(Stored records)
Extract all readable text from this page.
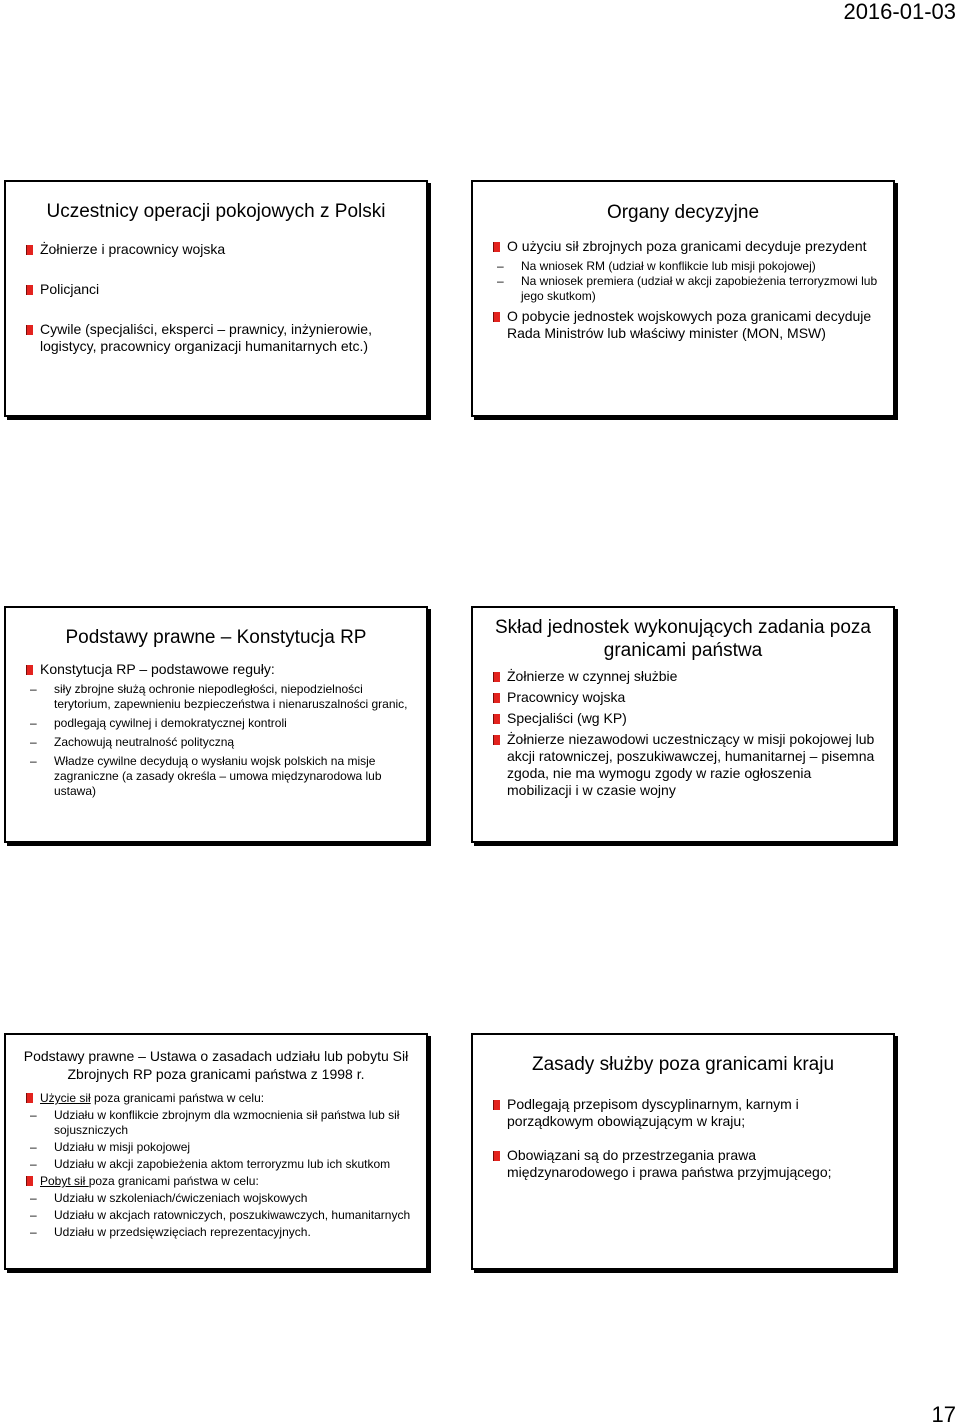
2016-01-03
Uczestnicy operacji pokojowych z Polski
Żołnierze i pracownicy wojska
Policjanci
Cywile (specjaliści, eksperci – prawnicy, inżynierowie, logistycy, pracownicy organizacji humanitarnych etc.)
Organy decyzyjne
O użyciu sił zbrojnych poza granicami decyduje prezydent
– Na wniosek RM (udział w konflikcie lub misji pokojowej)
– Na wniosek premiera (udział w akcji zapobieżenia terroryzmowi lub jego skutkom)
O pobycie jednostek wojskowych poza granicami decyduje Rada Ministrów lub właściwy minister (MON, MSW)
Podstawy prawne – Konstytucja RP
Konstytucja RP – podstawowe reguły:
– siły zbrojne służą ochronie niepodległości, niepodzielności terytorium, zapewnieniu bezpieczeństwa i nienaruszalności granic,
– podlegają cywilnej i demokratycznej kontroli
– Zachowują neutralność polityczną
– Władze cywilne decydują o wysłaniu wojsk polskich na misje zagraniczne (a zasady określa – umowa międzynarodowa lub ustawa)
Skład jednostek wykonujących zadania poza granicami państwa
Żołnierze w czynnej służbie
Pracownicy wojska
Specjaliści (wg KP)
Żołnierze niezawodowi uczestniczący w misji pokojowej lub akcji ratowniczej, poszukiwawczej, humanitarnej – pisemna zgoda, nie ma wymogu zgody w razie ogłoszenia mobilizacji i w czasie wojny
Podstawy prawne – Ustawa o zasadach udziału lub pobytu Sił Zbrojnych RP poza granicami państwa z 1998 r.
Użycie sił poza granicami państwa w celu:
– Udziału w konflikcie zbrojnym dla wzmocnienia sił państwa lub sił sojuszniczych
– Udziału w misji pokojowej
– Udziału w akcji zapobieżenia aktom terroryzmu lub ich skutkom
Pobyt sił poza granicami państwa w celu:
– Udziału w szkoleniach/ćwiczeniach wojskowych
– Udziału w akcjach ratowniczych, poszukiwawczych, humanitarnych
– Udziału w przedsięwzięciach reprezentacyjnych.
Zasady służby poza granicami kraju
Podlegają przepisom dyscyplinarnym, karnym i porządkowym obowiązującym w kraju;
Obowiązani są do przestrzegania prawa międzynarodowego i prawa państwa przyjmującego;
17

§ GIVEN TASK:
Retype the entries word for word. Omit any images.

§ COMPLETE ANSWER:
Extract all readable text from this page.
2016-01-03
Uczestnicy operacji pokojowych z Polski
Żołnierze i pracownicy wojska
Policjanci
Cywile (specjaliści, eksperci – prawnicy, inżynierowie, logistycy, pracownicy organizacji humanitarnych etc.)
Organy decyzyjne
O użyciu sił zbrojnych poza granicami decyduje prezydent
– Na wniosek RM (udział w konflikcie lub misji pokojowej)
– Na wniosek premiera (udział w akcji zapobieżenia terroryzmowi lub jego skutkom)
O pobycie jednostek wojskowych poza granicami decyduje Rada Ministrów lub właściwy minister (MON, MSW)
Podstawy prawne – Konstytucja RP
Konstytucja RP – podstawowe reguły:
– siły zbrojne służą ochronie niepodległości, niepodzielności terytorium, zapewnieniu bezpieczeństwa i nienaruszalności granic,
– podlegają cywilnej i demokratycznej kontroli
– Zachowują neutralność polityczną
– Władze cywilne decydują o wysłaniu wojsk polskich na misje zagraniczne (a zasady określa – umowa międzynarodowa lub ustawa)
Skład jednostek wykonujących zadania poza granicami państwa
Żołnierze w czynnej służbie
Pracownicy wojska
Specjaliści (wg KP)
Żołnierze niezawodowi uczestniczący w misji pokojowej lub akcji ratowniczej, poszukiwawczej, humanitarnej – pisemna zgoda, nie ma wymogu zgody w razie ogłoszenia mobilizacji i w czasie wojny
Podstawy prawne – Ustawa o zasadach udziału lub pobytu Sił Zbrojnych RP poza granicami państwa z 1998 r.
Użycie sił poza granicami państwa w celu:
– Udziału w konflikcie zbrojnym dla wzmocnienia sił państwa lub sił sojuszniczych
– Udziału w misji pokojowej
– Udziału w akcji zapobieżenia aktom terroryzmu lub ich skutkom
Pobyt sił poza granicami państwa w celu:
– Udziału w szkoleniach/ćwiczeniach wojskowych
– Udziału w akcjach ratowniczych, poszukiwawczych, humanitarnych
– Udziału w przedsięwzięciach reprezentacyjnych.
Zasady służby poza granicami kraju
Podlegają przepisom dyscyplinarnym, karnym i porządkowym obowiązującym w kraju;
Obowiązani są do przestrzegania prawa międzynarodowego i prawa państwa przyjmującego;
17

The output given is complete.